─── Data for this exercise ───

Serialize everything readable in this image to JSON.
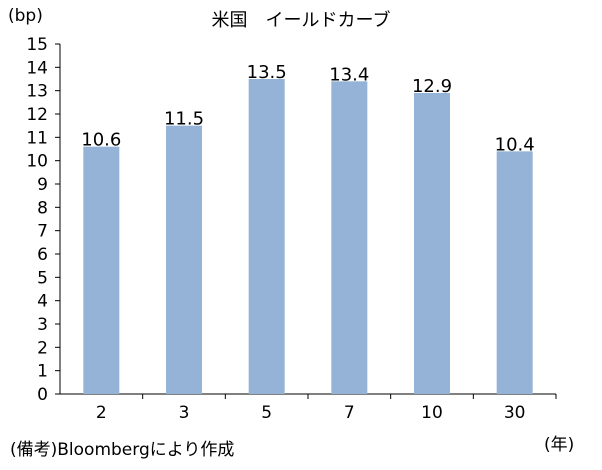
{
  "chart_data": {
    "type": "bar",
    "title": "米国　イールドカーブ",
    "ylabel": "(bp)",
    "xlabel": "(年)",
    "categories": [
      "2",
      "3",
      "5",
      "7",
      "10",
      "30"
    ],
    "values": [
      10.6,
      11.5,
      13.5,
      13.4,
      12.9,
      10.4
    ],
    "data_labels": [
      "10.6",
      "11.5",
      "13.5",
      "13.4",
      "12.9",
      "10.4"
    ],
    "ylim": [
      0,
      15
    ],
    "yticks": [
      0,
      1,
      2,
      3,
      4,
      5,
      6,
      7,
      8,
      9,
      10,
      11,
      12,
      13,
      14,
      15
    ],
    "grid": false,
    "legend": "none",
    "bar_color": "#95b3d7",
    "source": "(備考)Bloombergにより作成"
  }
}
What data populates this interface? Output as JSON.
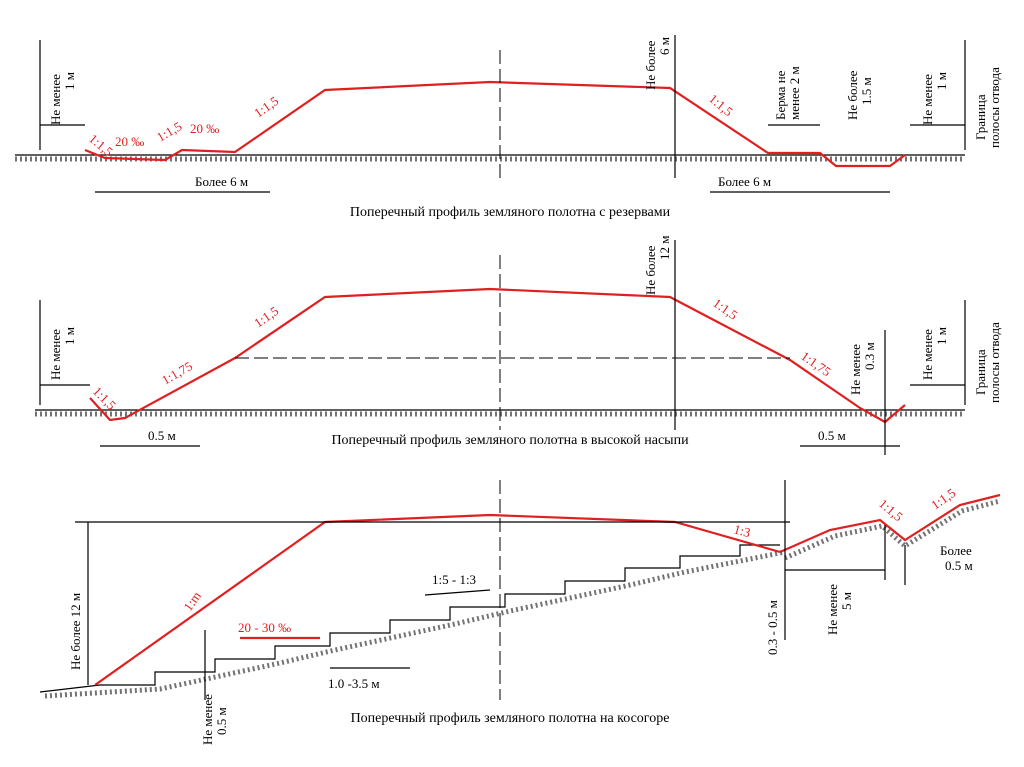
{
  "profiles": [
    {
      "caption": "Поперечный профиль земляного полотна с резервами",
      "texts": [
        [
          "Не менее",
          "1 м"
        ],
        "1:1,5",
        "20 ‰",
        "1:1,5",
        "20 ‰",
        "1:1,5",
        [
          "Не более",
          "6 м"
        ],
        "1:1,5",
        [
          "Берма не",
          "менее 2 м"
        ],
        [
          "Не более",
          "1.5 м"
        ],
        [
          "Не менее",
          "1 м"
        ],
        [
          "Граница",
          "полосы отвода"
        ],
        "Более 6 м",
        "Более 6 м"
      ]
    },
    {
      "caption": "Поперечный профиль земляного полотна в высокой насыпи",
      "texts": [
        [
          "Не более",
          "12 м"
        ],
        [
          "Не менее",
          "1 м"
        ],
        "1:1,5",
        "1:1,75",
        "1:1,5",
        "1:1,5",
        "1:1,75",
        [
          "Не менее",
          "0.3 м"
        ],
        [
          "Не менее",
          "1 м"
        ],
        [
          "Граница",
          "полосы отвода"
        ],
        "0.5 м",
        "0.5 м"
      ]
    },
    {
      "caption": "Поперечный профиль земляного полотна на косогоре",
      "texts": [
        "Не более 12 м",
        "1:m",
        "20 - 30 ‰",
        "1:5 - 1:3",
        "1.0 -3.5 м",
        [
          "Не менее",
          "0.5 м"
        ],
        "1:3",
        "0.3 - 0.5 м",
        [
          "Не менее",
          "5 м"
        ],
        "1:1,5",
        "1:1,5",
        [
          "Более",
          "0.5 м"
        ]
      ]
    }
  ]
}
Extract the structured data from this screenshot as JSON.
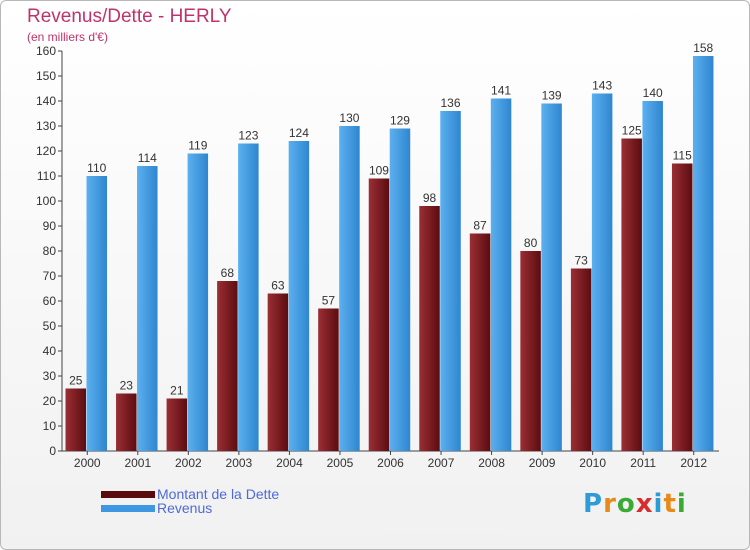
{
  "header": {
    "title": "Revenus/Dette - HERLY",
    "subtitle": "(en milliers d'€)"
  },
  "chart_data": {
    "type": "bar",
    "title": "Revenus/Dette - HERLY",
    "ylabel": "(en milliers d'€)",
    "categories": [
      "2000",
      "2001",
      "2002",
      "2003",
      "2004",
      "2005",
      "2006",
      "2007",
      "2008",
      "2009",
      "2010",
      "2011",
      "2012"
    ],
    "series": [
      {
        "name": "Montant de la Dette",
        "color": "#7a1d22",
        "values": [
          25,
          23,
          21,
          68,
          63,
          57,
          109,
          98,
          87,
          80,
          73,
          125,
          115
        ]
      },
      {
        "name": "Revenus",
        "color": "#3d97e1",
        "values": [
          110,
          114,
          119,
          123,
          124,
          130,
          129,
          136,
          141,
          139,
          143,
          140,
          158
        ]
      }
    ],
    "ylim": [
      0,
      160
    ],
    "ytick_step": 10,
    "grid": false,
    "legend_position": "bottom-left"
  },
  "legend": {
    "items": [
      {
        "label": "Montant de la Dette",
        "color": "#5a0a0c"
      },
      {
        "label": "Revenus",
        "color": "#3d97e1"
      }
    ]
  },
  "logo": {
    "letters": [
      {
        "ch": "P",
        "color": "#2e9bd6"
      },
      {
        "ch": "r",
        "color": "#e88a1a"
      },
      {
        "ch": "o",
        "color": "#3aaa35"
      },
      {
        "ch": "x",
        "color": "#d92c2c"
      },
      {
        "ch": "i",
        "color": "#2e9bd6"
      },
      {
        "ch": "t",
        "color": "#e88a1a"
      },
      {
        "ch": "i",
        "color": "#3aaa35"
      }
    ]
  }
}
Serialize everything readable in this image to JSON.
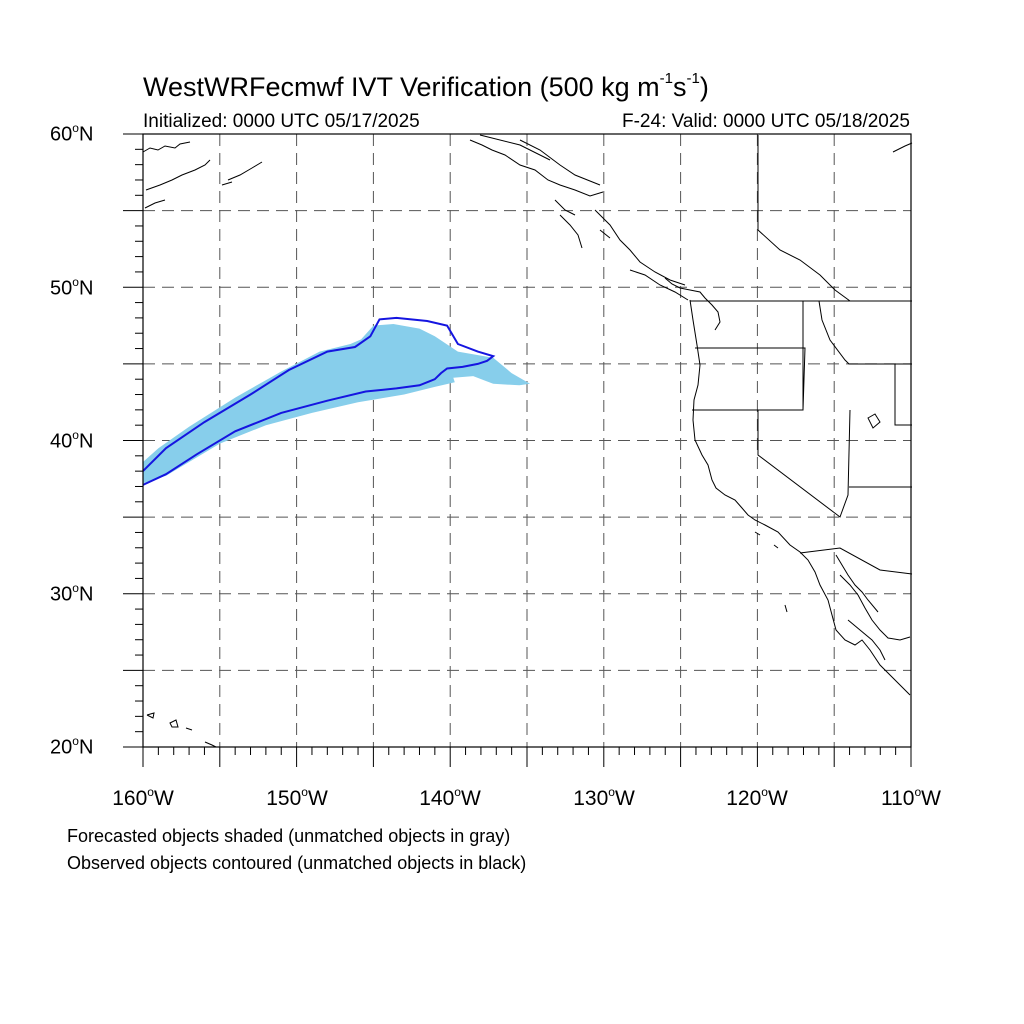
{
  "figure": {
    "title_main": "WestWRFecmwf IVT Verification (500 kg m",
    "title_unit_exp1": "-1",
    "title_unit_s": "s",
    "title_unit_exp2": "-1",
    "title_close": ")",
    "initialized": "Initialized: 0000 UTC 05/17/2025",
    "valid": "F-24: Valid: 0000 UTC 05/18/2025"
  },
  "map": {
    "projection": "cylindrical equidistant",
    "lon_range": [
      -160,
      -110
    ],
    "lat_range": [
      20,
      60
    ],
    "grid": "dashed every 5 degrees",
    "lat_ticks": [
      {
        "value": 60,
        "num": "60",
        "deg": "o",
        "hem": "N"
      },
      {
        "value": 50,
        "num": "50",
        "deg": "o",
        "hem": "N"
      },
      {
        "value": 40,
        "num": "40",
        "deg": "o",
        "hem": "N"
      },
      {
        "value": 30,
        "num": "30",
        "deg": "o",
        "hem": "N"
      },
      {
        "value": 20,
        "num": "20",
        "deg": "o",
        "hem": "N"
      }
    ],
    "lon_ticks": [
      {
        "value": -160,
        "num": "160",
        "deg": "o",
        "hem": "W"
      },
      {
        "value": -150,
        "num": "150",
        "deg": "o",
        "hem": "W"
      },
      {
        "value": -140,
        "num": "140",
        "deg": "o",
        "hem": "W"
      },
      {
        "value": -130,
        "num": "130",
        "deg": "o",
        "hem": "W"
      },
      {
        "value": -120,
        "num": "120",
        "deg": "o",
        "hem": "W"
      },
      {
        "value": -110,
        "num": "110",
        "deg": "o",
        "hem": "W"
      }
    ],
    "forecast_object": {
      "style": "shaded",
      "color": "#87ceeb",
      "lon_lat": [
        [
          -160,
          37.2
        ],
        [
          -158.5,
          37.7
        ],
        [
          -157,
          38.6
        ],
        [
          -155,
          39.8
        ],
        [
          -152,
          41.0
        ],
        [
          -149,
          41.8
        ],
        [
          -146,
          42.5
        ],
        [
          -143,
          43.0
        ],
        [
          -141,
          43.5
        ],
        [
          -139.7,
          43.8
        ],
        [
          -139.8,
          44.1
        ],
        [
          -138.5,
          44.2
        ],
        [
          -137.2,
          43.7
        ],
        [
          -135.5,
          43.6
        ],
        [
          -134.8,
          43.7
        ],
        [
          -136,
          44.4
        ],
        [
          -137.2,
          45.4
        ],
        [
          -139.5,
          45.8
        ],
        [
          -141,
          46.8
        ],
        [
          -142,
          47.3
        ],
        [
          -143.7,
          47.6
        ],
        [
          -145,
          47.5
        ],
        [
          -145.8,
          46.6
        ],
        [
          -146.5,
          46.3
        ],
        [
          -148.5,
          45.8
        ],
        [
          -151,
          44.5
        ],
        [
          -154,
          42.8
        ],
        [
          -157,
          40.9
        ],
        [
          -159,
          39.5
        ],
        [
          -160,
          38.6
        ]
      ]
    },
    "observed_object": {
      "style": "contour",
      "color": "#1515e0",
      "lon_lat": [
        [
          -160,
          38.0
        ],
        [
          -158.5,
          39.5
        ],
        [
          -156,
          41.2
        ],
        [
          -153,
          43.0
        ],
        [
          -150.5,
          44.6
        ],
        [
          -148,
          45.8
        ],
        [
          -146.2,
          46.1
        ],
        [
          -145.2,
          46.8
        ],
        [
          -144.6,
          47.9
        ],
        [
          -143.5,
          48.0
        ],
        [
          -141.5,
          47.8
        ],
        [
          -140.2,
          47.5
        ],
        [
          -139.5,
          46.3
        ],
        [
          -138.2,
          45.8
        ],
        [
          -137.2,
          45.5
        ],
        [
          -137.6,
          45.2
        ],
        [
          -138.2,
          45.0
        ],
        [
          -139.2,
          44.8
        ],
        [
          -140.2,
          44.7
        ],
        [
          -140.6,
          44.4
        ],
        [
          -141,
          44.0
        ],
        [
          -142,
          43.6
        ],
        [
          -143.5,
          43.4
        ],
        [
          -145.5,
          43.2
        ],
        [
          -148,
          42.6
        ],
        [
          -151,
          41.8
        ],
        [
          -154,
          40.6
        ],
        [
          -156.5,
          39.1
        ],
        [
          -158.5,
          37.8
        ],
        [
          -160,
          37.1
        ]
      ]
    }
  },
  "legend_notes": {
    "line1": "Forecasted objects shaded (unmatched objects in gray)",
    "line2": "Observed objects contoured (unmatched objects in black)"
  }
}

───

Find each line holding the word "полотна" and copy it.

● **Answer to this problem**:
      "caption": "Поперечный профиль земляного полотна с резервами",
      "caption": "Поперечный профиль земляного полотна в высокой насыпи",
      "caption": "Поперечный профиль земляного полотна на косогоре",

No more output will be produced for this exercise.